- _PROBLEM REQUIREMENTS_: Reproduce every line of the material below word for word, with nothing changed.

- _DATA EXTRACT_:
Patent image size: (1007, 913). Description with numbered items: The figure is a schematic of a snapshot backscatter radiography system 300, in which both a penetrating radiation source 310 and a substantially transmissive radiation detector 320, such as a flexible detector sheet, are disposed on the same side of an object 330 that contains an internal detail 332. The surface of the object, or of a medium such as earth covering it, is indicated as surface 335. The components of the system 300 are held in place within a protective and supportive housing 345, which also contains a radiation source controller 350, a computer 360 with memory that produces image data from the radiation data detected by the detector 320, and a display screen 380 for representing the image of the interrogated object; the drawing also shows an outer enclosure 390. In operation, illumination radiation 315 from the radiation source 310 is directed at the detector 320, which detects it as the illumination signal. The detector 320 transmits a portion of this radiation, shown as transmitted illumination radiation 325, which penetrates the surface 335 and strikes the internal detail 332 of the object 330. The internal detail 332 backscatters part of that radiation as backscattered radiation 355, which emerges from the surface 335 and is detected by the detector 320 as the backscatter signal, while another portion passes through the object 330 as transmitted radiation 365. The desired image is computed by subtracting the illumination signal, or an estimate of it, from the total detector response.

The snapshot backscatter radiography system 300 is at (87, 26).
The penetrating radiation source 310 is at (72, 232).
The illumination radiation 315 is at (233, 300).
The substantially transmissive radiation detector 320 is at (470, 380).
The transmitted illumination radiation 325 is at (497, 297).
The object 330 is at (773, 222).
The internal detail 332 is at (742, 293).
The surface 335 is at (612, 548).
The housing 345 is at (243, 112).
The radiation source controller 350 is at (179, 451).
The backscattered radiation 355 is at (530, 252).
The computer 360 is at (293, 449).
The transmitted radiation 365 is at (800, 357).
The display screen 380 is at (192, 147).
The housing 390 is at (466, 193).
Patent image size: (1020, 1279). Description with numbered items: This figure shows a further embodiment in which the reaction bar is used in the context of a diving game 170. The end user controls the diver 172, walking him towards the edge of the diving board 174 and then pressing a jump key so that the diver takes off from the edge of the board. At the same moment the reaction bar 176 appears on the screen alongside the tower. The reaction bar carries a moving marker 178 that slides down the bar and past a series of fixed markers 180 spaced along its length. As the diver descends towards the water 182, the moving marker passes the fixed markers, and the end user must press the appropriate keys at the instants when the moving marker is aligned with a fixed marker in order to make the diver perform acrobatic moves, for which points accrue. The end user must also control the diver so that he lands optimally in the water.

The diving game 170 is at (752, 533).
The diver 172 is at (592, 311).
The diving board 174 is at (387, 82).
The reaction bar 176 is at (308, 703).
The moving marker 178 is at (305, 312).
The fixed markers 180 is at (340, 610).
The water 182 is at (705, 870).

- _SOLUTION TO THIS PROBLEM_:
Patent image size: (1007, 913). Description with numbered items: The figure is a schematic of a snapshot backscatter radiography system 300, in which both a penetrating radiation source 310 and a substantially transmissive radiation detector 320, such as a flexible detector sheet, are disposed on the same side of an object 330 that contains an internal detail 332. The surface of the object, or of a medium such as earth covering it, is indicated as surface 335. The components of the system 300 are held in place within a protective and supportive housing 345, which also contains a radiation source controller 350, a computer 360 with memory that produces image data from the radiation data detected by the detector 320, and a display screen 380 for representing the image of the interrogated object; the drawing also shows an outer enclosure 390. In operation, illumination radiation 315 from the radiation source 310 is directed at the detector 320, which detects it as the illumination signal. The detector 320 transmits a portion of this radiation, shown as transmitted illumination radiation 325, which penetrates the surface 335 and strikes the internal detail 332 of the object 330. The internal detail 332 backscatters part of that radiation as backscattered radiation 355, which emerges from the surface 335 and is detected by the detector 320 as the backscatter signal, while another portion passes through the object 330 as transmitted radiation 365. The desired image is computed by subtracting the illumination signal, or an estimate of it, from the total detector response.

The snapshot backscatter radiography system 300 is at (87, 26).
The penetrating radiation source 310 is at (72, 232).
The illumination radiation 315 is at (233, 300).
The substantially transmissive radiation detector 320 is at (470, 380).
The transmitted illumination radiation 325 is at (497, 297).
The object 330 is at (773, 222).
The internal detail 332 is at (742, 293).
The surface 335 is at (612, 548).
The housing 345 is at (243, 112).
The radiation source controller 350 is at (179, 451).
The backscattered radiation 355 is at (530, 252).
The computer 360 is at (293, 449).
The transmitted radiation 365 is at (800, 357).
The display screen 380 is at (192, 147).
The housing 390 is at (466, 193).
Patent image size: (1020, 1279). Description with numbered items: This figure shows a further embodiment in which the reaction bar is used in the context of a diving game 170. The end user controls the diver 172, walking him towards the edge of the diving board 174 and then pressing a jump key so that the diver takes off from the edge of the board. At the same moment the reaction bar 176 appears on the screen alongside the tower. The reaction bar carries a moving marker 178 that slides down the bar and past a series of fixed markers 180 spaced along its length. As the diver descends towards the water 182, the moving marker passes the fixed markers, and the end user must press the appropriate keys at the instants when the moving marker is aligned with a fixed marker in order to make the diver perform acrobatic moves, for which points accrue. The end user must also control the diver so that he lands optimally in the water.

The diving game 170 is at (752, 533).
The diver 172 is at (592, 311).
The diving board 174 is at (387, 82).
The reaction bar 176 is at (308, 703).
The moving marker 178 is at (305, 312).
The fixed markers 180 is at (340, 610).
The water 182 is at (705, 870).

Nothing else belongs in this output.